Instrucciones:
1 > Traduce al inglés esta oración de la columna sobre Cataluña: "Es una devaluación, en efecto, pero además conlleva serios peligros colaterales: si el orden no se restaura en un tiempo corto, y todo indica que eso no va a suceder, entraremos en la campaña electoral con Cataluña en llamas."
2 > Reproduce sin cambios el fragmento de la columna sobre Cataluña que va de "Es una posibilidad" a "con el desorden.", ambos incluidos.
3 > Prosigue la columna sobre Cataluña a partir de su última oración.

Sección del documento:
• • • • •
«Los chicos de
Barcelona ponen las cerillas, pero los adultos de Madrid suministran la
gasolina.» Es una frase de John Carlin, hoy en lavanguardia. Una simplificación
ingeniosa, pero con un fondo de verdad preocupante.
El problema catalán
ha derivado, como advertía yo ayer en estas mismas páginas, hacia una cuestión
de orden público. Es una devaluación, en efecto, pero además conlleva serios
peligros colaterales: si el orden no se restaura en un tiempo corto, y todo
indica que eso no va a suceder, entraremos en la campaña electoral con Cataluña
en llamas.
Es una posibilidad
no prevista suficientemente en las cuentas del gran capitán de Ferraz, y que una vez se ha hecho presente no interesa lo
más mínimo a ninguna de las dos opciones que parten en la pole position para el 10N: Esquerra Republicana en Cataluña, y el
PSOE en España. Un malestar agudo por parte de la ciudadanía pacífica, y una
repetición en la pantalla amiga de imágenes dantescas a la hora de la sobremesa
nocturna, es decir el prime time, pueden
conformar tendencias de voto favorables a aquellas opciones políticas que, como
le ocurría a Goethe hará un par de siglos, son condescendientes con la
injusticia pero en cambio no transigen con el desorden.
• • • • •
Datos:
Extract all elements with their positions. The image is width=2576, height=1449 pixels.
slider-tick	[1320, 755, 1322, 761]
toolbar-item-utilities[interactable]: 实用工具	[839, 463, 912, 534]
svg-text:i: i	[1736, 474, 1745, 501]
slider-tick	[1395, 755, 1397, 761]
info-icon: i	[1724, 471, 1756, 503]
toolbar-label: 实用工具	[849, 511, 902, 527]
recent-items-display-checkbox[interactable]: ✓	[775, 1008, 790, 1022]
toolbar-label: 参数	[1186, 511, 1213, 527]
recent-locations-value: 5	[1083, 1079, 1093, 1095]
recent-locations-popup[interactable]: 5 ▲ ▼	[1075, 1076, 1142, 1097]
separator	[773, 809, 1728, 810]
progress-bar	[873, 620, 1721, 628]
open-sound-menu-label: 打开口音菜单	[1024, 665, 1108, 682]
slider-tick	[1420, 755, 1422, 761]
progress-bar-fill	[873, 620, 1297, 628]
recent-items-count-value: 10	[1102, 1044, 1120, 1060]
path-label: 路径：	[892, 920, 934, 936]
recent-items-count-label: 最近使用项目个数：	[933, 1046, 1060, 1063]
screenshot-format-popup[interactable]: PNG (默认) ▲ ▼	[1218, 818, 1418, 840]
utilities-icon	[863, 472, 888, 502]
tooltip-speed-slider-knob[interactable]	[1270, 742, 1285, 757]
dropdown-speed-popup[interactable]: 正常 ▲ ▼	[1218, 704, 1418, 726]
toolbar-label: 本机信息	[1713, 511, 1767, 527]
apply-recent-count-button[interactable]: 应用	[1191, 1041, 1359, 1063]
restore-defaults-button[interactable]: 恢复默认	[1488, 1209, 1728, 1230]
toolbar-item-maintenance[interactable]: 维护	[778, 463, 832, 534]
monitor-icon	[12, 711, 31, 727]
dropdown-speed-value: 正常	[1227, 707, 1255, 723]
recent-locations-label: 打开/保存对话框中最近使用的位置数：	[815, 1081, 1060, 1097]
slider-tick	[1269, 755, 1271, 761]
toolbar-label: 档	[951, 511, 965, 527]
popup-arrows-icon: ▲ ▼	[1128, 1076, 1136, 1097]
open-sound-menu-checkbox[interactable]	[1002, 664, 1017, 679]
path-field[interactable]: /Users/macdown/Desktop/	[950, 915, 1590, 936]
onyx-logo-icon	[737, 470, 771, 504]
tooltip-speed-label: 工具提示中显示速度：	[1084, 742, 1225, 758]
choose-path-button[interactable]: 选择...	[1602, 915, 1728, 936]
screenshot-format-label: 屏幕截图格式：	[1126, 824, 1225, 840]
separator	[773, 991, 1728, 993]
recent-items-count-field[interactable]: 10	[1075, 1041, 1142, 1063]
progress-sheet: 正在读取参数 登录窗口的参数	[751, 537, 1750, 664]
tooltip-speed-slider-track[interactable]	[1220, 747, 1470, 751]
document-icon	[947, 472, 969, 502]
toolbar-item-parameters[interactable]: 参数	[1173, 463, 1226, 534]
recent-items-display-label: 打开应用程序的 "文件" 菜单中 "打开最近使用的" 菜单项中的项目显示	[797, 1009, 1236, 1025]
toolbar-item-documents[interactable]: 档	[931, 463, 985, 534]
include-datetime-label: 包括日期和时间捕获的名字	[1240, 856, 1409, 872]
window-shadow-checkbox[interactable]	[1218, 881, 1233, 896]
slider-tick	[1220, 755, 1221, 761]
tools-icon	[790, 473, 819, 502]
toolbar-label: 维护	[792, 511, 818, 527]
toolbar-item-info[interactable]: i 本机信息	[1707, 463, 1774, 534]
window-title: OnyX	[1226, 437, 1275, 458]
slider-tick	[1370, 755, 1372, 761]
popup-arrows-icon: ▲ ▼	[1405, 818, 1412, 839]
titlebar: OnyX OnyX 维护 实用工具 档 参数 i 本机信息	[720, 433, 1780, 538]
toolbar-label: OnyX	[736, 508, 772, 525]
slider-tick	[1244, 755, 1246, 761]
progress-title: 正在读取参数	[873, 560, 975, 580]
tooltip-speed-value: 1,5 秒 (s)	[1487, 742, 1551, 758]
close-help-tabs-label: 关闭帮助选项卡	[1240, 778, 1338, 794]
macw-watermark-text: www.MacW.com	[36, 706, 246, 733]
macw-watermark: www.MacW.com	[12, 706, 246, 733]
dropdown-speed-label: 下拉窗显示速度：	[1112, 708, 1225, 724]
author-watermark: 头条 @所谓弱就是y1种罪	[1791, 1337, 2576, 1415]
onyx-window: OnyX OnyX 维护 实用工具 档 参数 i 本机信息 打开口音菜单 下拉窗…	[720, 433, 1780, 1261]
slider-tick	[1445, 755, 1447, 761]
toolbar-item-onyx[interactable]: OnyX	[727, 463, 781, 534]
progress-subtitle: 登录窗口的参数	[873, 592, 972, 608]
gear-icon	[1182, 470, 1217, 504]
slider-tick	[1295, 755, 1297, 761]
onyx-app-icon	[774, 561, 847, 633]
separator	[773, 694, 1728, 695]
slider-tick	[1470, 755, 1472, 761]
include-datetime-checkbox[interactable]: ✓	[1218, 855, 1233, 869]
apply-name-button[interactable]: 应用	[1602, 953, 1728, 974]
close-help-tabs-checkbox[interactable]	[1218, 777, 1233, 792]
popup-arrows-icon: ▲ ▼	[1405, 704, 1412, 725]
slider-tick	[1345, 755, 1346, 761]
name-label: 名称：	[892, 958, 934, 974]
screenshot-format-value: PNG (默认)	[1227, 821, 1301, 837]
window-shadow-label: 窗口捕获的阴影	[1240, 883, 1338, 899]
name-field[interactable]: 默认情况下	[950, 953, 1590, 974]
• • • • •
Respuestas:
1 > It is a devaluation, indeed, but it also carries serious collateral dangers: if order is not restored within a short time, and everything indicates that this will not happen, we will enter the election campaign with Catalonia in flames.

2 >
Es una posibilidad
no prevista suficientemente en las cuentas del gran capitán de Ferraz, y que una vez se ha hecho presente no interesa lo
más mínimo a ninguna de las dos opciones que parten en la pole position para el 10N: Esquerra Republicana en Cataluña, y el
PSOE en España. Un malestar agudo por parte de la ciudadanía pacífica, y una
repetición en la pantalla amiga de imágenes dantescas a la hora de la sobremesa
nocturna, es decir el prime time, pueden
conformar tendencias de voto favorables a aquellas opciones políticas que, como
le ocurría a Goethe hará un par de siglos, son condescendientes con la
injusticia pero en cambio no transigen con el desorden.

3 >
Una porción
significativa de voto podría emigrar en Cataluña, no hacia sectores moderados que
colocan la secesión como segunda, o tercera, o ninguna, prioridad; sino (de
nuevo) hacia sectores abiertamente beligerantes tanto con la secesión como con
el diálogo; chafando así la guitarra de Quim Torra, cuya insensatez manifiesta
y su dejación absoluta de autoridad han dado pábulo (gasolina) a los cerilleros
que le han robado bonitamente el plano. Pero asimismo de los correligionarios
de Gabriel Rufián, un hombre de partido cuyo moderantismo sobrevenido le ha
llevado a ser acusado de traidor (el enésimo de la serie) y de botifler, desde
el corazón de la protesta radical.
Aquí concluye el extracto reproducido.